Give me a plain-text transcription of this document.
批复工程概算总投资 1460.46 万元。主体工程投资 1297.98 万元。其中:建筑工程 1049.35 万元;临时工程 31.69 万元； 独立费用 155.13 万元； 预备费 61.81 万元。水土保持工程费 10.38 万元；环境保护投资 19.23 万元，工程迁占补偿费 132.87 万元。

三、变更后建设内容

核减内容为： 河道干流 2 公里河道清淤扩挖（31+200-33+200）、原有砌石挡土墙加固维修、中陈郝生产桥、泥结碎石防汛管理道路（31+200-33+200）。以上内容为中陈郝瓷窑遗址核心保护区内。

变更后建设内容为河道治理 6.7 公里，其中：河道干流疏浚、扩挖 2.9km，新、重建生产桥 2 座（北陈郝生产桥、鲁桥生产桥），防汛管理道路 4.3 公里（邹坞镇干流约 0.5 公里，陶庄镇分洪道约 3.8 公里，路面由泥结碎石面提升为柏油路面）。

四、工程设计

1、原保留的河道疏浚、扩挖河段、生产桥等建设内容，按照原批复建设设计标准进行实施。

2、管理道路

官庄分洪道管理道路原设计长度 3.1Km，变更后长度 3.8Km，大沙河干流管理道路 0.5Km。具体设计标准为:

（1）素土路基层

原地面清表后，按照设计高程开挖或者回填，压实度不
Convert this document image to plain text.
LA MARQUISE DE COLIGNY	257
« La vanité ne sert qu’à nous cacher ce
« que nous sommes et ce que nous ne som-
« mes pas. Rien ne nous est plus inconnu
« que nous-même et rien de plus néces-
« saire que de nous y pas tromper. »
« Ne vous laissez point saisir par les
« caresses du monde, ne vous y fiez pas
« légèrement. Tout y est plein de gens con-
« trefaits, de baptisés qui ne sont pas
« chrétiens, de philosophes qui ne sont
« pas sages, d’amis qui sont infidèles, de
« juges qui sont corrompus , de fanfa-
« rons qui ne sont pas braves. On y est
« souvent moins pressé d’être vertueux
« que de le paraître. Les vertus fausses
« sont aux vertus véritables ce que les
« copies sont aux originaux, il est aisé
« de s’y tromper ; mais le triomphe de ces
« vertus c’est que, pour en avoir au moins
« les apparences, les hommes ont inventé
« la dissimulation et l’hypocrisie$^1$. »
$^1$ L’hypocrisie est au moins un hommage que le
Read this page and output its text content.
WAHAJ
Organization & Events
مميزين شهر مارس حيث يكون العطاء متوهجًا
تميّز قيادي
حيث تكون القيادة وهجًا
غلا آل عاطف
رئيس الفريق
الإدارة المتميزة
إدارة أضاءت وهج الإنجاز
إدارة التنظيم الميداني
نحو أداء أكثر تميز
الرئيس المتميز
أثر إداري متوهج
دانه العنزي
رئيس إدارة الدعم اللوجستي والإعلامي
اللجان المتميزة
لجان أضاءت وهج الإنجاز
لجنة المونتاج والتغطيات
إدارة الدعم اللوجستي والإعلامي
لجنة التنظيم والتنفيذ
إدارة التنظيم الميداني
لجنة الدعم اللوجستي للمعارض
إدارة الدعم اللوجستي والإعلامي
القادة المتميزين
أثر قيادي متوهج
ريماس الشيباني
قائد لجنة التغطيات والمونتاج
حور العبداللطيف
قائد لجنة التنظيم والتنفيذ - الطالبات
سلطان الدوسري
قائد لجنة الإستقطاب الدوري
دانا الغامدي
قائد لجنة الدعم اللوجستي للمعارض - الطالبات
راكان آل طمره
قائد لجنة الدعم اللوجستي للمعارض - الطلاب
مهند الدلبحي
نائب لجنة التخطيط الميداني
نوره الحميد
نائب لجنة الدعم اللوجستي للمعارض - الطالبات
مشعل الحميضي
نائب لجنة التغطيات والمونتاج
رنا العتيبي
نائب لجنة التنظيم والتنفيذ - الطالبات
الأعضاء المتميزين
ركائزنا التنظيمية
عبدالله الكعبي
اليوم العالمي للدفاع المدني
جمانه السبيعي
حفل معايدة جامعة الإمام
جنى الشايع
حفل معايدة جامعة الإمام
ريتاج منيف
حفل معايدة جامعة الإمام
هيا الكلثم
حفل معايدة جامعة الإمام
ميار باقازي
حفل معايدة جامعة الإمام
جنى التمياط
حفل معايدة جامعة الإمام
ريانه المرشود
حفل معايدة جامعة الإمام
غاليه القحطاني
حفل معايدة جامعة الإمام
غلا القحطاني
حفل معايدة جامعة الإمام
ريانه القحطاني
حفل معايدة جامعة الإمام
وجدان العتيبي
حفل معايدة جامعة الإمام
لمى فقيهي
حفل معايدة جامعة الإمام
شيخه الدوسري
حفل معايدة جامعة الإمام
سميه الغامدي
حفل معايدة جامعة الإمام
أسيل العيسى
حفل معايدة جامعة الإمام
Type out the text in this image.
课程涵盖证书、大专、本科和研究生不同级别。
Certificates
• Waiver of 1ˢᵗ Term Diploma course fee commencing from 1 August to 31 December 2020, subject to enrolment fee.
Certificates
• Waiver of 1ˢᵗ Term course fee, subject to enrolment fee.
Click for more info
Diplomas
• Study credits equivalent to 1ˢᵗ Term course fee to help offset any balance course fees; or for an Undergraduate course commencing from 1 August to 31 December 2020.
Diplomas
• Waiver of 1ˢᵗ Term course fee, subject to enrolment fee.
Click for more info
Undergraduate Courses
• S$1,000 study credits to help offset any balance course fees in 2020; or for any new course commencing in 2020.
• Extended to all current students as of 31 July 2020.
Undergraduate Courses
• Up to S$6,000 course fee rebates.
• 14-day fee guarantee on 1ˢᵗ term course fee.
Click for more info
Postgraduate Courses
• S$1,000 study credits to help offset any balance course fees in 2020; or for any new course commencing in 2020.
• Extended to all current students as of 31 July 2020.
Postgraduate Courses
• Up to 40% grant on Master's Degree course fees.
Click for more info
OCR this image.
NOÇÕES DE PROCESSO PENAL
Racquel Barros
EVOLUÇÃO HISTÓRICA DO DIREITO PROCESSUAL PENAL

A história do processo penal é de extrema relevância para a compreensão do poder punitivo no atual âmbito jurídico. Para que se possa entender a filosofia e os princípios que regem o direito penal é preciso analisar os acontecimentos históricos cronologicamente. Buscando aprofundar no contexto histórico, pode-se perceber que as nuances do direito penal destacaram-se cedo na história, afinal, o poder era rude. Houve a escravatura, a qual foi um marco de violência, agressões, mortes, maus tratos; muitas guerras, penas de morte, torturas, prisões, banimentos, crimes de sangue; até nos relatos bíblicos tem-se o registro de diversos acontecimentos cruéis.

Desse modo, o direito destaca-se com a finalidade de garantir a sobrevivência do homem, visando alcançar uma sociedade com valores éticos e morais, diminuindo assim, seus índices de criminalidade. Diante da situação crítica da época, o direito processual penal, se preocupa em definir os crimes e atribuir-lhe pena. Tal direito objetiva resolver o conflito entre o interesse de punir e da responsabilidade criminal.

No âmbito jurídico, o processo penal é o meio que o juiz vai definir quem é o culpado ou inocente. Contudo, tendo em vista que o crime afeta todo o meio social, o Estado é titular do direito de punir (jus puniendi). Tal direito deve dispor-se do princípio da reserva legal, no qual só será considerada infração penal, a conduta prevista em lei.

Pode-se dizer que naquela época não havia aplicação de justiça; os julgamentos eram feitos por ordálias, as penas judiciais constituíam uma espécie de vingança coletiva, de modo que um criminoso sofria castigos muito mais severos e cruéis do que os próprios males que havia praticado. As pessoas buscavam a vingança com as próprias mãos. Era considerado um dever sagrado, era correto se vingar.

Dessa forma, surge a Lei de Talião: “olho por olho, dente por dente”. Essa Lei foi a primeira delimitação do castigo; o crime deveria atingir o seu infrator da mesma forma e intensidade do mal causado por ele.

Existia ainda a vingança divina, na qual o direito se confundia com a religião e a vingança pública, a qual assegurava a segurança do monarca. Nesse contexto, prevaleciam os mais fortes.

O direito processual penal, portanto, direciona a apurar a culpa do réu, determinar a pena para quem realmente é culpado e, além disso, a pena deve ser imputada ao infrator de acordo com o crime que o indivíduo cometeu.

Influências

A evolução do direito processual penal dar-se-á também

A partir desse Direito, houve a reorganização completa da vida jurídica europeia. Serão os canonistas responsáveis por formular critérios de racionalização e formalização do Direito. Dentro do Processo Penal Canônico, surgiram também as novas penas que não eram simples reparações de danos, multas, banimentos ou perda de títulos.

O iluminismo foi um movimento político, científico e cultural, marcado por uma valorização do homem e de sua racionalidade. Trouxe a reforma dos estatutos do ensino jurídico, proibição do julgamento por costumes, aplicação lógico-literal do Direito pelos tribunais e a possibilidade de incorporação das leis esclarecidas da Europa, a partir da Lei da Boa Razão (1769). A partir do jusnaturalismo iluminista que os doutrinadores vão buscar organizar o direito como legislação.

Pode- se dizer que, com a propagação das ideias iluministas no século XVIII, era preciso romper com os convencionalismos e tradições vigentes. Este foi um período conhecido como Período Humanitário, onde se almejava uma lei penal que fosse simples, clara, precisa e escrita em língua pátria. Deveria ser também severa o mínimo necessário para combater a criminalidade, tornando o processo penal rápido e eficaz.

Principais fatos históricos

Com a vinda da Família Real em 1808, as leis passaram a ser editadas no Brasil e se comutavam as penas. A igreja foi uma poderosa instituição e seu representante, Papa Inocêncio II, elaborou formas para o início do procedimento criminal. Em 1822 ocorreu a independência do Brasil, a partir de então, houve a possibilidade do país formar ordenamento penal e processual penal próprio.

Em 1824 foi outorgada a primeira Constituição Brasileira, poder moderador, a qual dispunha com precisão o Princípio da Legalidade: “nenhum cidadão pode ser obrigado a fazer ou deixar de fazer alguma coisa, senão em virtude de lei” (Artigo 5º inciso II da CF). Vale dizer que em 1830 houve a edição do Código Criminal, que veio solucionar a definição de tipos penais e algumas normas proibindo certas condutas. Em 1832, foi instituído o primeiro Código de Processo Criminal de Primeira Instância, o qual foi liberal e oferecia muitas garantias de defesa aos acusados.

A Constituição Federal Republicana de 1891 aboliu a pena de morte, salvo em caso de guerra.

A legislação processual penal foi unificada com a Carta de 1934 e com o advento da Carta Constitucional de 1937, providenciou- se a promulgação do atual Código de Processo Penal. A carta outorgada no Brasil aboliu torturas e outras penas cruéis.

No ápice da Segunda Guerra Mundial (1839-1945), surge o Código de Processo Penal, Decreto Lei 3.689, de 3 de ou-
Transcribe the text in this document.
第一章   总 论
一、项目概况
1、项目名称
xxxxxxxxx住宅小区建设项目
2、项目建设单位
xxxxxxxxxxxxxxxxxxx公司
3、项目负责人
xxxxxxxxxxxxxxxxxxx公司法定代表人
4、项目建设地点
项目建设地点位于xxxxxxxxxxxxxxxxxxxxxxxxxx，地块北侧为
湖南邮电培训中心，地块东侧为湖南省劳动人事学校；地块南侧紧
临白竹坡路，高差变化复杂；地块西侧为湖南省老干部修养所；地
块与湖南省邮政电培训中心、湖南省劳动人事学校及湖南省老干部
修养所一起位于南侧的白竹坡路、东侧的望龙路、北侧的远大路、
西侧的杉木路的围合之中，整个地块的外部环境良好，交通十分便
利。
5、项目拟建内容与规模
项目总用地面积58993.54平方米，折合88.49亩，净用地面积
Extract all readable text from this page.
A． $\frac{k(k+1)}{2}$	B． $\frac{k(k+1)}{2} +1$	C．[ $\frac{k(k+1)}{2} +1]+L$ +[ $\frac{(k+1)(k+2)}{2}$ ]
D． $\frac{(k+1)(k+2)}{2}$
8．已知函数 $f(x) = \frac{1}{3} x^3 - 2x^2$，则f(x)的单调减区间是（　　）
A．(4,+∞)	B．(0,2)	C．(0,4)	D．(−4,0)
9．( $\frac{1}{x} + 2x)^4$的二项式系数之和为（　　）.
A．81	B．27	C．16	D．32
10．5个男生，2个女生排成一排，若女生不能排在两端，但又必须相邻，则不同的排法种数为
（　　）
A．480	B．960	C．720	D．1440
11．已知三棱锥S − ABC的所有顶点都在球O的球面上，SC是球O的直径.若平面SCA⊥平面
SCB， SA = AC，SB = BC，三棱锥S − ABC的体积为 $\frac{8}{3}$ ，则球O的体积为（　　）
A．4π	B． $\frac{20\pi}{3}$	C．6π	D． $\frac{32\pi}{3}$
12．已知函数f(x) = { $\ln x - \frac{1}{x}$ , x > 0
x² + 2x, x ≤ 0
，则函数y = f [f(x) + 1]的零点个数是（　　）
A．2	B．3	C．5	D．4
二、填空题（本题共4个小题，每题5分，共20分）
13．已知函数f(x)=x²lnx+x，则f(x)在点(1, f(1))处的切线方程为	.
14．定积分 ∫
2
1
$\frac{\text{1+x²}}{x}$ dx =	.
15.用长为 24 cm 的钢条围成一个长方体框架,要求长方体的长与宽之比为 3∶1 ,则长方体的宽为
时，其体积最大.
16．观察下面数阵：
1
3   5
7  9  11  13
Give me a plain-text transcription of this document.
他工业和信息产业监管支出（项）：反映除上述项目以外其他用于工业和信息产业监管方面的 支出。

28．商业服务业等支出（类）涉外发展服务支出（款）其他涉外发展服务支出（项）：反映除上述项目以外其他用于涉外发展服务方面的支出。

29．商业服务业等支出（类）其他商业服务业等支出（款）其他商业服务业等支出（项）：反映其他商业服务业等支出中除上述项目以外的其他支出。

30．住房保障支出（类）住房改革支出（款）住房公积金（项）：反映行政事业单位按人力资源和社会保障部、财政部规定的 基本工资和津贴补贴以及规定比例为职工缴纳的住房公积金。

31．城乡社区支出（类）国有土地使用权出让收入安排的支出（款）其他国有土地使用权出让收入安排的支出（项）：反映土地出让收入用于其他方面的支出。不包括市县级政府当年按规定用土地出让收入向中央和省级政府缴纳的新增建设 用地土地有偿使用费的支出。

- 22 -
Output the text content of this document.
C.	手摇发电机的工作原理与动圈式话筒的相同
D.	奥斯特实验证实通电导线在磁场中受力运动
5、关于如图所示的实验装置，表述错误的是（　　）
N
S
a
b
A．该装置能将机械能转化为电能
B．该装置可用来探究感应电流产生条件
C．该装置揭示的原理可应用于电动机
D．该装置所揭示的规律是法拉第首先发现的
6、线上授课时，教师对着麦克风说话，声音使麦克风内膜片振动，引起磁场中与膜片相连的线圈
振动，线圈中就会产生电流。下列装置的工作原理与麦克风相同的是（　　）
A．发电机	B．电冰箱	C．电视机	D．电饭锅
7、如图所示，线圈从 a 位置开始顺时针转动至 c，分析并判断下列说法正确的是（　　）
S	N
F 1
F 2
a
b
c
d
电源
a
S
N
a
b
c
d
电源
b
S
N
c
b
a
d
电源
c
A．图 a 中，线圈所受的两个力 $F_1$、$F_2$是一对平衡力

____________

(GOAL):
Where a line contains "متوهج", copy that line.

(TASK SOLUTION):
مميزين شهر مارس حيث يكون العطاء متوهجًا
أثر إداري متوهج
أثر قيادي متوهج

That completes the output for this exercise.